→ **Requirement**
Below is a listing. Gather each line of it that contains "Найдите".

──────── Provided data ────────

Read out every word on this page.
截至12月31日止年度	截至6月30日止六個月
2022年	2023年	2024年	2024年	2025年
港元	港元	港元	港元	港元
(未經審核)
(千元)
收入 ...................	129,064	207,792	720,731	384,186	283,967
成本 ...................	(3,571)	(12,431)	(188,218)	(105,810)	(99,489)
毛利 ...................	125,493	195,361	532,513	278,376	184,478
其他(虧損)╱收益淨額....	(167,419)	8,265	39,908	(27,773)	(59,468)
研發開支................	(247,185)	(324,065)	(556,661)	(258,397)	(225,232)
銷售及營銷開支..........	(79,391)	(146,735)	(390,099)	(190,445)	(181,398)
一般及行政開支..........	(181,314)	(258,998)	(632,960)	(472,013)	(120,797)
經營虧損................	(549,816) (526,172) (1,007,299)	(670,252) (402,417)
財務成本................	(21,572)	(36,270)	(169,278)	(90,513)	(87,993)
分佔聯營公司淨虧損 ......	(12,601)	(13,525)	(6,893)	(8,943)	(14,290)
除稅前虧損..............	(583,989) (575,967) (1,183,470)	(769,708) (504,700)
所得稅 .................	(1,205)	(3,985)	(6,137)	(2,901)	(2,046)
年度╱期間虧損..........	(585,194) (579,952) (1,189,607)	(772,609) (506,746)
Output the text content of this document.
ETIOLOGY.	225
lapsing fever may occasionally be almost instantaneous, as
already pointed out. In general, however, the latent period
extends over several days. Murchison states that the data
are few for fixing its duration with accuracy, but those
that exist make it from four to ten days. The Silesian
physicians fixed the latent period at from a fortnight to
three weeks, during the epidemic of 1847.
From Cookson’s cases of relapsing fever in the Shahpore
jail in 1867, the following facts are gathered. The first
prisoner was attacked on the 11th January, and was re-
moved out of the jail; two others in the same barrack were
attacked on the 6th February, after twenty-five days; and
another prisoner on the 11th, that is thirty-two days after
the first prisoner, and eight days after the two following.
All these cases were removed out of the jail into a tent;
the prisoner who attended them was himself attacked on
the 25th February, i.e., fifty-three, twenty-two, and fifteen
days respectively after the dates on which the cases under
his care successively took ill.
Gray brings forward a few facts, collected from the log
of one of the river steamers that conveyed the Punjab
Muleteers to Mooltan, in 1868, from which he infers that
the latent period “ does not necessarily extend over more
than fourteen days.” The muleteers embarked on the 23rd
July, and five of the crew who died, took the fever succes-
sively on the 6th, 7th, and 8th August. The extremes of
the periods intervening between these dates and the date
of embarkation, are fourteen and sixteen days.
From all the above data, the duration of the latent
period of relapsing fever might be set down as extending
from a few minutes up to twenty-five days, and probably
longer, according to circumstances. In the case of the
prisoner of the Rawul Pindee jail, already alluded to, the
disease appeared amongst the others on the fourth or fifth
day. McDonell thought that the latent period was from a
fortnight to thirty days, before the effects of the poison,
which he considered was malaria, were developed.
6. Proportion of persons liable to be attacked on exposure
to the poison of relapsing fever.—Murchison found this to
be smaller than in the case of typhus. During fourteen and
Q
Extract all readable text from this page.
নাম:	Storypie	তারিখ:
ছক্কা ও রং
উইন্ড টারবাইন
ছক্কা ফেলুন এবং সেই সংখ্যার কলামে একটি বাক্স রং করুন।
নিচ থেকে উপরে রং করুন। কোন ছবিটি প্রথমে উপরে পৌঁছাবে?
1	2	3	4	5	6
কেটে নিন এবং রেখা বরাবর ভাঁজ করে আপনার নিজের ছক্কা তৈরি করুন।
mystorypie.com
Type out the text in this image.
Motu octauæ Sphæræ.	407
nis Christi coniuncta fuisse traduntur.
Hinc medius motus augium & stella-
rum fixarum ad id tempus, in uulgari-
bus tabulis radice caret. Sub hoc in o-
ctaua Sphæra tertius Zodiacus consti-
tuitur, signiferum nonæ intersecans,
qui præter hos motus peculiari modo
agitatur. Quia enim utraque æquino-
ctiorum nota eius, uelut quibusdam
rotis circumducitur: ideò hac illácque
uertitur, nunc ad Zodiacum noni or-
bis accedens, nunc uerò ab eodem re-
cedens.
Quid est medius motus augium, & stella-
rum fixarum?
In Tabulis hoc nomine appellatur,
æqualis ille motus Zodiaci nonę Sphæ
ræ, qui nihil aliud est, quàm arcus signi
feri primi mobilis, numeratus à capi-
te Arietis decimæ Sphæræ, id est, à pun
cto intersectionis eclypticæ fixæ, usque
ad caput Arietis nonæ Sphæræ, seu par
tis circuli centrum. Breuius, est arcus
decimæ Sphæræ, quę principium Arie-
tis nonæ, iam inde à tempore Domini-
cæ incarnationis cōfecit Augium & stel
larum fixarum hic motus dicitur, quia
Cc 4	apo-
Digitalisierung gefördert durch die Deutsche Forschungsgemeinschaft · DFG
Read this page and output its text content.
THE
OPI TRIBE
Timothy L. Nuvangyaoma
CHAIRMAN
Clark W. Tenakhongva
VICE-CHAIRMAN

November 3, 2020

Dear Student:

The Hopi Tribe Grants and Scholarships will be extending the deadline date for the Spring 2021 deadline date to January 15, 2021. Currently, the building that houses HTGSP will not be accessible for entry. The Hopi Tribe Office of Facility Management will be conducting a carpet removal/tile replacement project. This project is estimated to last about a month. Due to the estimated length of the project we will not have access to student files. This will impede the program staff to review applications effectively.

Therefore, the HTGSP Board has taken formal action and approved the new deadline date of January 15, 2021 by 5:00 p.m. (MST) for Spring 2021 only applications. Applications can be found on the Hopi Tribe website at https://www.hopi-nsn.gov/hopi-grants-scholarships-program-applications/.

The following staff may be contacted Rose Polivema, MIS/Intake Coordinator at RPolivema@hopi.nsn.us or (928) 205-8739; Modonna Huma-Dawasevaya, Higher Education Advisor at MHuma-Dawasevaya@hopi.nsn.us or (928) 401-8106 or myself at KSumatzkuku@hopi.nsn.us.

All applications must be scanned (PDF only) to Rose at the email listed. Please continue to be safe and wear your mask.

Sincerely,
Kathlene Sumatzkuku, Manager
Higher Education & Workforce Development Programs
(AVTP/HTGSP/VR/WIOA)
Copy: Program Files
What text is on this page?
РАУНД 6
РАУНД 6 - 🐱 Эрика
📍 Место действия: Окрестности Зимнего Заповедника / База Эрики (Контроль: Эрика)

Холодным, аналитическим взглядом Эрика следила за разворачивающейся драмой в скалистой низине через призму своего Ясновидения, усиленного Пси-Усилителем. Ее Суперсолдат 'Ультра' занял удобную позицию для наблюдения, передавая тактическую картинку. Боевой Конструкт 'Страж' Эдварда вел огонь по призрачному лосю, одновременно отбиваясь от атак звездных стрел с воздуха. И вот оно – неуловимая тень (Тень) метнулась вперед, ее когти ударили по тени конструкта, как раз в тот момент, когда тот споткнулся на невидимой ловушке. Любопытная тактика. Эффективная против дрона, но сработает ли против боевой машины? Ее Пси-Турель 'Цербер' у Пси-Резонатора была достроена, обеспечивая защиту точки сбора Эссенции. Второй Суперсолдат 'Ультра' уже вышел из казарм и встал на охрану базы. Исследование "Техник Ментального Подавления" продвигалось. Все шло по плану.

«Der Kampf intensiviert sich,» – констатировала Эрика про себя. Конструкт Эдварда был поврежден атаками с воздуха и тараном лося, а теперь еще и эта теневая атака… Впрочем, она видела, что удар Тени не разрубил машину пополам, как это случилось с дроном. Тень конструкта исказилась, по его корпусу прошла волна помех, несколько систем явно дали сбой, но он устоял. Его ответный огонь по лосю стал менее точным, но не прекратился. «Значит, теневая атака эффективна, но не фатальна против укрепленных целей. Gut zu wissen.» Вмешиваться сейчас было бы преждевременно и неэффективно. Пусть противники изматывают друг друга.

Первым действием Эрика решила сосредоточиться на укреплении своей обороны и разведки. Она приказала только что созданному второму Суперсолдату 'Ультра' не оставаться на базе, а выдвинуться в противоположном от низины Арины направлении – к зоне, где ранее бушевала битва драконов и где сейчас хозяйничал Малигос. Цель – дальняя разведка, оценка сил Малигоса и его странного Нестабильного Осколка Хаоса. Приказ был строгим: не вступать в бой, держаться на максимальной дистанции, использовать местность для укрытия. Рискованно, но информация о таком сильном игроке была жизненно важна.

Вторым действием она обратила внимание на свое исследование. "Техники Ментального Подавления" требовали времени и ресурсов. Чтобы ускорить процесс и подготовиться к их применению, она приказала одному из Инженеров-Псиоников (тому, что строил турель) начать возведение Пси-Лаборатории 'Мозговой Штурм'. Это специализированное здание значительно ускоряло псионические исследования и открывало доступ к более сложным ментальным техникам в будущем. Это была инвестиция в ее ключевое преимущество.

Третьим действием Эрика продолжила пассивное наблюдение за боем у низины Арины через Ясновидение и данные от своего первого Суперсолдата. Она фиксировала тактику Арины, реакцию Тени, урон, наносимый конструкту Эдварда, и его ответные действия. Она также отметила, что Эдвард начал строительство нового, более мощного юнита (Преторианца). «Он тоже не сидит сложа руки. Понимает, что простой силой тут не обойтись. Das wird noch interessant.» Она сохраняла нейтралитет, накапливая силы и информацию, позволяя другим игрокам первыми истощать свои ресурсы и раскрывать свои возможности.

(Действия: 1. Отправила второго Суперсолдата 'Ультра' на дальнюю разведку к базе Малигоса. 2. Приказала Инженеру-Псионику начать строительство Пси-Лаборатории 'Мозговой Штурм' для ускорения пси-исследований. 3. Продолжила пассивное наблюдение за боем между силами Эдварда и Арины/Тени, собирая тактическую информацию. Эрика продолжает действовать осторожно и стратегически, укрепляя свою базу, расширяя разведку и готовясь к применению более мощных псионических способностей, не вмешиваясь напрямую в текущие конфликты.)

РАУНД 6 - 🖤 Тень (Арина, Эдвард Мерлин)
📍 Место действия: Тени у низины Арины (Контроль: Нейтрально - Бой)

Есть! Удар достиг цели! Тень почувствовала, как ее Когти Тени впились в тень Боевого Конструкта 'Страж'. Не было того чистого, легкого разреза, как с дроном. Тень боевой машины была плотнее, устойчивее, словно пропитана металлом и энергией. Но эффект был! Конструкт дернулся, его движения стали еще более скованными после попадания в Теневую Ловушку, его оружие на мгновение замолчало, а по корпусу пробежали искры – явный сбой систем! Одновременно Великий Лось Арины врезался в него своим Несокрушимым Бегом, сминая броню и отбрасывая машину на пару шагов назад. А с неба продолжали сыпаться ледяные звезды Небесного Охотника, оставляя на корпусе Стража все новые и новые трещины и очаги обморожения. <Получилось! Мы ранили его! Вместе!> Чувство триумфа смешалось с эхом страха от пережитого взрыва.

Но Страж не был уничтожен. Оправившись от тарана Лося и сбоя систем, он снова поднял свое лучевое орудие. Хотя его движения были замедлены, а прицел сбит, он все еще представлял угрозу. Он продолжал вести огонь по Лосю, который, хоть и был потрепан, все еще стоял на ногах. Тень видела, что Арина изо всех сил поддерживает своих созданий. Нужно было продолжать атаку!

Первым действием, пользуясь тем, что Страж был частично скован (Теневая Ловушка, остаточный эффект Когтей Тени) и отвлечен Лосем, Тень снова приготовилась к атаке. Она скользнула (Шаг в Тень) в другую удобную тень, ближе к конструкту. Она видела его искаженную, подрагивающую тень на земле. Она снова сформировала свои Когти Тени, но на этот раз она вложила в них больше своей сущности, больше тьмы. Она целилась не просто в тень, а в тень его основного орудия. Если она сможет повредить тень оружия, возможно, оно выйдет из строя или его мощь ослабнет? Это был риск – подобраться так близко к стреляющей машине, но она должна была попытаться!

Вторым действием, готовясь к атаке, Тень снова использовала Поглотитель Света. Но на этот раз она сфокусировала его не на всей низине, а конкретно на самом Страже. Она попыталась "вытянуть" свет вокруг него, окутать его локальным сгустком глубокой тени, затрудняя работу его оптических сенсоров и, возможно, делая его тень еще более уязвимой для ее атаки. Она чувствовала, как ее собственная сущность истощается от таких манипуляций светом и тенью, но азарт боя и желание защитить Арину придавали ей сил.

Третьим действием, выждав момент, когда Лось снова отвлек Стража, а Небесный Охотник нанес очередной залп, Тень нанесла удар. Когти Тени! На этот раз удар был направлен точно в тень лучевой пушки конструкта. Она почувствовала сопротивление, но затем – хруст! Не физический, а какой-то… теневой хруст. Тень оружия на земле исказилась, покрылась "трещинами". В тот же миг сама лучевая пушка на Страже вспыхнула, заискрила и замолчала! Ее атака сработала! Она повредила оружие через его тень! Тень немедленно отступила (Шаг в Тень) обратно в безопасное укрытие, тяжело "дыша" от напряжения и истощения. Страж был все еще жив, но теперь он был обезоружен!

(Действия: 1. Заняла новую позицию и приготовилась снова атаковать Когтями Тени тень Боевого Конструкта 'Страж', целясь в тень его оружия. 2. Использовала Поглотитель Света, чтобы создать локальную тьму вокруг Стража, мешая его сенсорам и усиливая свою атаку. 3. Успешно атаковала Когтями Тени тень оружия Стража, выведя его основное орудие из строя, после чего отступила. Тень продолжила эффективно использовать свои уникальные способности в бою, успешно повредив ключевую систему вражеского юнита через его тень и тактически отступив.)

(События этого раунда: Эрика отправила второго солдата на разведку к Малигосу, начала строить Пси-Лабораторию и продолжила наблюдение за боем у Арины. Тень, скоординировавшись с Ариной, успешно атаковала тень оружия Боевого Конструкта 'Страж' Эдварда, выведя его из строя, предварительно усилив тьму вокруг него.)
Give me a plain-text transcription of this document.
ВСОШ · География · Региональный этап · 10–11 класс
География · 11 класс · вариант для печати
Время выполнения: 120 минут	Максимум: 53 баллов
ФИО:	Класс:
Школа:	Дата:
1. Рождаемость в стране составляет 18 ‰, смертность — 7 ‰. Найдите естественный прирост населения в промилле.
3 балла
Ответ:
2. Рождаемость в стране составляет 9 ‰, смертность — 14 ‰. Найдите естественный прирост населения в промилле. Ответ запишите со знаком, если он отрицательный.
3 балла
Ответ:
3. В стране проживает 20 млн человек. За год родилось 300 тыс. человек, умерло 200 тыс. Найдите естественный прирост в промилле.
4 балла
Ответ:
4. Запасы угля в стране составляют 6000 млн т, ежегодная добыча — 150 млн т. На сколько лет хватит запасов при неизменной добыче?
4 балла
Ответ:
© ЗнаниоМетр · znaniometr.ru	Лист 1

────────

→ **Result for this task**
1. Рождаемость в стране составляет 18 ‰, смертность — 7 ‰. Найдите естественный прирост населения в промилле.
2. Рождаемость в стране составляет 9 ‰, смертность — 14 ‰. Найдите естественный прирост населения в промилле. Ответ запишите со знаком, если он отрицательный.
3. В стране проживает 20 млн человек. За год родилось 300 тыс. человек, умерло 200 тыс. Найдите естественный прирост в промилле.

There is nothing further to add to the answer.